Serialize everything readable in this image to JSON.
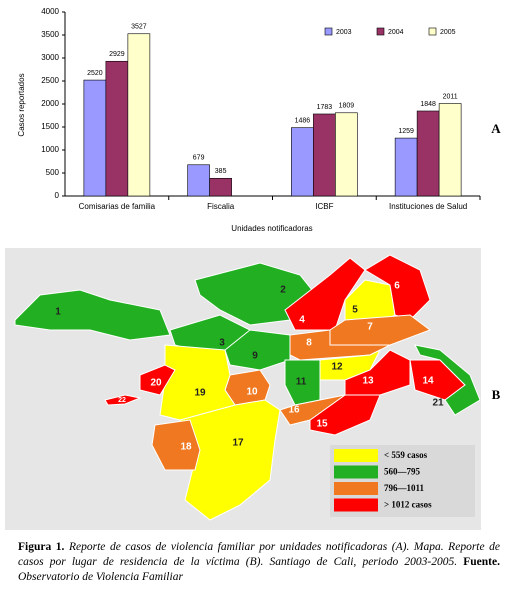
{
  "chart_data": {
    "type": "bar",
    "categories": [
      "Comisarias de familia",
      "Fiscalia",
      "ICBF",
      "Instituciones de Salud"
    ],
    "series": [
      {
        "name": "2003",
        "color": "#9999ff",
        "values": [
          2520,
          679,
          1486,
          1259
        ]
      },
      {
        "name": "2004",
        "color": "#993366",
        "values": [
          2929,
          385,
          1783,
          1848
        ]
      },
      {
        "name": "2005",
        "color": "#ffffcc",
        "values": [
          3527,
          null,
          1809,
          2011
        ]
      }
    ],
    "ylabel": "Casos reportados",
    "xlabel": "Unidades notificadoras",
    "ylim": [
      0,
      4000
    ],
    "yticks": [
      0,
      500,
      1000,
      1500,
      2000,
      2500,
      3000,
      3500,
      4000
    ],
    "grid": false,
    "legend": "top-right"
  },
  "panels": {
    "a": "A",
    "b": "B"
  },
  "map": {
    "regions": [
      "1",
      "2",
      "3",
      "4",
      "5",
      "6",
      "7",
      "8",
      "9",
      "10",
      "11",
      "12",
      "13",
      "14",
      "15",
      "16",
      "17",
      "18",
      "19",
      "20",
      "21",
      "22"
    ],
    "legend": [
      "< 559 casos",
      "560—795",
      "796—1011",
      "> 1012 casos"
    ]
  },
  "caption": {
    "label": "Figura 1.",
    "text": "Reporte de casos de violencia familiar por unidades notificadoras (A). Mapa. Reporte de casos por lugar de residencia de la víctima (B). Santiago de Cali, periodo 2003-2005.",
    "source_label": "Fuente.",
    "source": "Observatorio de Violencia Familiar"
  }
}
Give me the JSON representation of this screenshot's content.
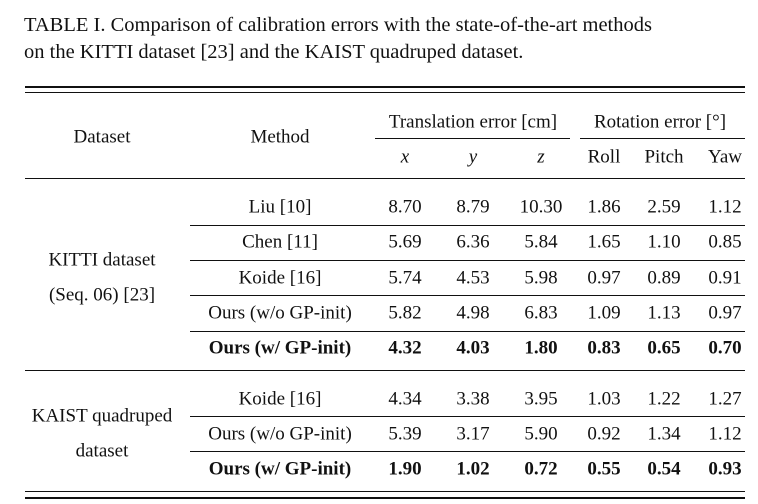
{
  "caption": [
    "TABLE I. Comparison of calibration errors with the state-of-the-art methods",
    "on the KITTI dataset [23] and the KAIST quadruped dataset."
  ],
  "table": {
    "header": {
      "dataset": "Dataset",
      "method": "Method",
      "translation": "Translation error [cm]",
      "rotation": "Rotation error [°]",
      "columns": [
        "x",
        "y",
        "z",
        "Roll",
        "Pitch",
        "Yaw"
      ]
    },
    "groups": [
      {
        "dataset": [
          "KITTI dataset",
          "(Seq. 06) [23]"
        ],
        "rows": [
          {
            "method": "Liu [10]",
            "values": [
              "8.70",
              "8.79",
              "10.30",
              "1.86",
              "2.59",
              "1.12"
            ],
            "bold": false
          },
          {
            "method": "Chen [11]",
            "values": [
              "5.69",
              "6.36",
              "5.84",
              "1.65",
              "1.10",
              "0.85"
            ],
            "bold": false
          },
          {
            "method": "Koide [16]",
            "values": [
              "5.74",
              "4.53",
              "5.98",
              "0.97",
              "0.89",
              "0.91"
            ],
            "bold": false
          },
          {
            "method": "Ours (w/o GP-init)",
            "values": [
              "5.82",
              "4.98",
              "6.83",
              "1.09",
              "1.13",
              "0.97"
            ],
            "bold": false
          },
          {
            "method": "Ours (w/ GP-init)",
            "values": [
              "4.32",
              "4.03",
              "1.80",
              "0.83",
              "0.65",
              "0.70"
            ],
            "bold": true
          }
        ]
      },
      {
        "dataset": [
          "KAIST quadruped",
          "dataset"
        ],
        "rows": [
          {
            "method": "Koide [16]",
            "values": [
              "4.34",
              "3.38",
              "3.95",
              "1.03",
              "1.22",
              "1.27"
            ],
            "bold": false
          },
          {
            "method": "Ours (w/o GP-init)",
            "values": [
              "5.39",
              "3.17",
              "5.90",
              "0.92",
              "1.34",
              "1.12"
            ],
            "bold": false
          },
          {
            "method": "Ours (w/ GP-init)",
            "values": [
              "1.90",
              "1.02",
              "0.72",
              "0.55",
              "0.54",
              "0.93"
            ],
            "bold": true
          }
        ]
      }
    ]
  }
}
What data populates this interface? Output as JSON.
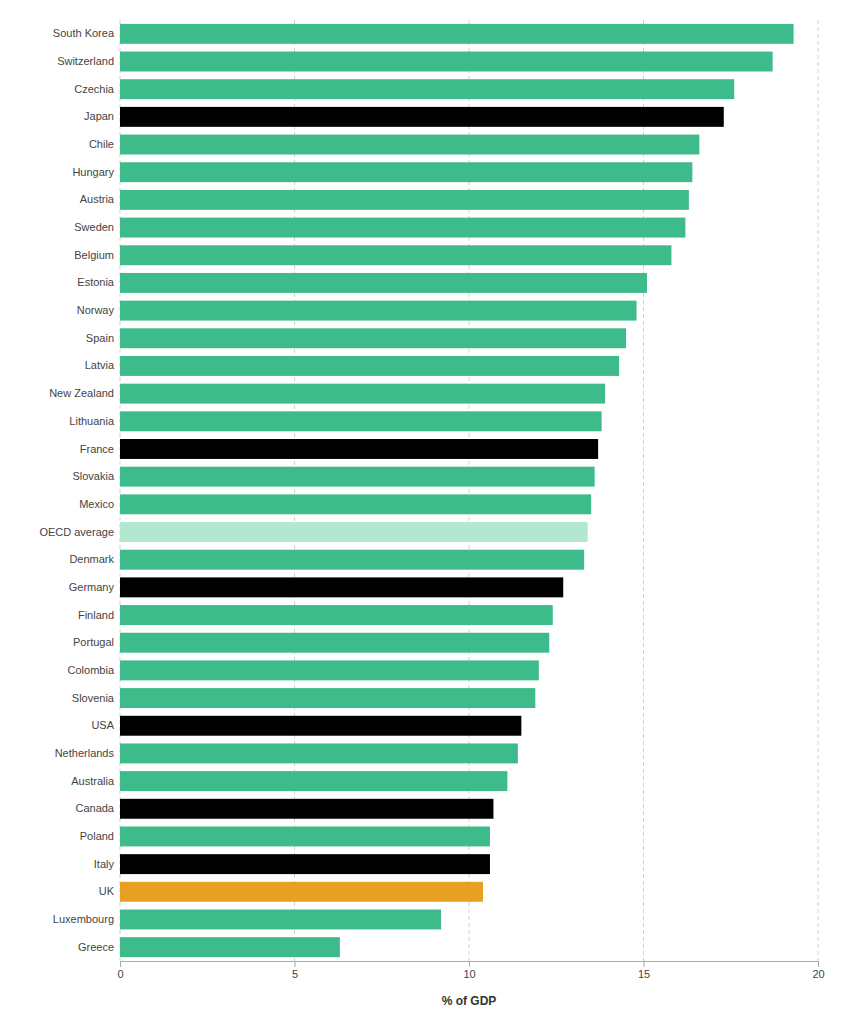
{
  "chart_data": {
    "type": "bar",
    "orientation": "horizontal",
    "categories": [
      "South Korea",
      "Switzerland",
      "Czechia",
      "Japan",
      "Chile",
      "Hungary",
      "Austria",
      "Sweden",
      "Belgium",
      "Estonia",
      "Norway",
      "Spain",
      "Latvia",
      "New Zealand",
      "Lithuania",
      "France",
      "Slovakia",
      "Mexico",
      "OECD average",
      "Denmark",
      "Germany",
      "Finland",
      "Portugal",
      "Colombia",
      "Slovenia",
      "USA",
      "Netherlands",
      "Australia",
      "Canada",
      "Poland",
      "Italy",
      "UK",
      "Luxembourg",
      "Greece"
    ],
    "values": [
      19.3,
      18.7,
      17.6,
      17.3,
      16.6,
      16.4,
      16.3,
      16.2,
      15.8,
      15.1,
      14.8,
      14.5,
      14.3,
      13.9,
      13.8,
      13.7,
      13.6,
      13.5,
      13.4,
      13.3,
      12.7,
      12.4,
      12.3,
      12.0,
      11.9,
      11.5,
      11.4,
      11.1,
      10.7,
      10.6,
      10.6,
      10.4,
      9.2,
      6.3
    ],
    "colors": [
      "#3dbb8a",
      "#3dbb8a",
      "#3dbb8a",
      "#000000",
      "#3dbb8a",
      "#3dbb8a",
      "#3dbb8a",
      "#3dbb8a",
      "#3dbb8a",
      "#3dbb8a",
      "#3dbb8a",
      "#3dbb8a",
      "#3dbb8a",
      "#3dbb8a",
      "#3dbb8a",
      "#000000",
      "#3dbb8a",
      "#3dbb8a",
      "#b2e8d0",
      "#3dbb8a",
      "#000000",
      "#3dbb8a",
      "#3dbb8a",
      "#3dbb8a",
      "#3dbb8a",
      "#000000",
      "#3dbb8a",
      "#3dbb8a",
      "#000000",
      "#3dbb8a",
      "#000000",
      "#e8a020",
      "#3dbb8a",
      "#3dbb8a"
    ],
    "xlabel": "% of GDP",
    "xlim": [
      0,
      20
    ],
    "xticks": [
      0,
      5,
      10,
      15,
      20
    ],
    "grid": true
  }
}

+++

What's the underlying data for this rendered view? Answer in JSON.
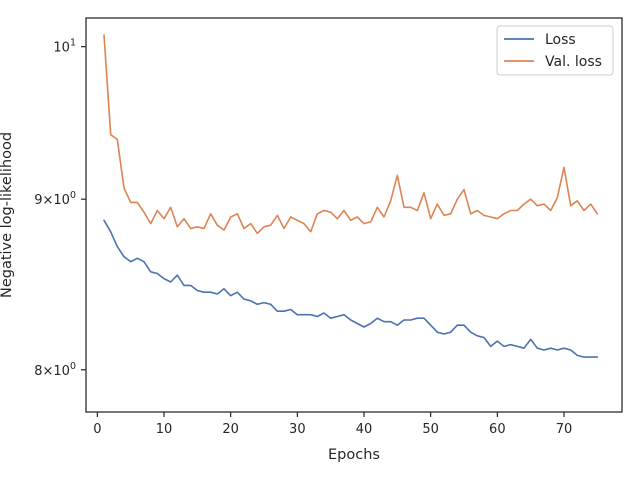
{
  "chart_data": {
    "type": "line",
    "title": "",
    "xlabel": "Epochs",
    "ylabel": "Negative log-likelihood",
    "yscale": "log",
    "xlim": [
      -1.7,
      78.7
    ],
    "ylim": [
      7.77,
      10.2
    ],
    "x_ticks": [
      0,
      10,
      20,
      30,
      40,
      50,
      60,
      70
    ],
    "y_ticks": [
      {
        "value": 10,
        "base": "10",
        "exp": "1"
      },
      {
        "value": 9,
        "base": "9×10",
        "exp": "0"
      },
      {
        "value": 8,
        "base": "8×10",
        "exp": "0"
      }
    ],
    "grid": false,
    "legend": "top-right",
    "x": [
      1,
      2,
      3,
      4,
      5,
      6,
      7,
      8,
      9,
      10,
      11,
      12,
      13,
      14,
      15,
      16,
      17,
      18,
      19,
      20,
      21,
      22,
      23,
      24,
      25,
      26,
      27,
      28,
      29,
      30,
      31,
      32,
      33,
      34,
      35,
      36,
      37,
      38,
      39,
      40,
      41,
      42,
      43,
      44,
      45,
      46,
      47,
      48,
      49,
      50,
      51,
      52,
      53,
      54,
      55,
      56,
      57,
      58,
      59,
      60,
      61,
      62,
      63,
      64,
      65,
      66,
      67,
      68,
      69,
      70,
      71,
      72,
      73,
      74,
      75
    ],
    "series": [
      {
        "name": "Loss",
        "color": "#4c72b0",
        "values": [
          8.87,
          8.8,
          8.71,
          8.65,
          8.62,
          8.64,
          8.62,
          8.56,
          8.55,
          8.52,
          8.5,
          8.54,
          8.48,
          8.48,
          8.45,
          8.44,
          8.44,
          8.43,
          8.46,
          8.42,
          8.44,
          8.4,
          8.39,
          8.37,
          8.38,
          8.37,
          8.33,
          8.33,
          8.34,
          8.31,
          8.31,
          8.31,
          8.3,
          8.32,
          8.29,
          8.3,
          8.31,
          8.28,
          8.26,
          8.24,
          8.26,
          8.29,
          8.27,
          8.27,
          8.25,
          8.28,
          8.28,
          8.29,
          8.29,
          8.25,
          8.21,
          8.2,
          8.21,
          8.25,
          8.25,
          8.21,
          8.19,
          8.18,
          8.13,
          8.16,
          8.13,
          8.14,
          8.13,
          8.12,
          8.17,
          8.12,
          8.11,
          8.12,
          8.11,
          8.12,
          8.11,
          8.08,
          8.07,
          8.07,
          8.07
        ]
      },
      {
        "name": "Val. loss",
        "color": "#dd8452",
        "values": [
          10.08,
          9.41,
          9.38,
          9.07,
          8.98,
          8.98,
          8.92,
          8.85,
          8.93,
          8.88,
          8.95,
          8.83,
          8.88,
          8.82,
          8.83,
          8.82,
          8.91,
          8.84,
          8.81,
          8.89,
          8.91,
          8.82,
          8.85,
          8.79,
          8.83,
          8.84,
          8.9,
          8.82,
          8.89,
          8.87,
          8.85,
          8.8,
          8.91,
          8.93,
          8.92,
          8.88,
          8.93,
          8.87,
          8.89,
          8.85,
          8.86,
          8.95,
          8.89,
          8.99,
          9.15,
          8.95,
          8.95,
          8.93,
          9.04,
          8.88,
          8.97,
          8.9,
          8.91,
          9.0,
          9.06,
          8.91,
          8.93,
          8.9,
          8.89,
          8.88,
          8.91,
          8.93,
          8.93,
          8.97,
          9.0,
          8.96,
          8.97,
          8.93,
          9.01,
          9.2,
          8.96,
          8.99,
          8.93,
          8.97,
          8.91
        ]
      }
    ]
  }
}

+++

_Exercise brief_.
Check each line of the data above for the string "quadruped", then report how many lines have it, with no other words.

_Finished task_.
2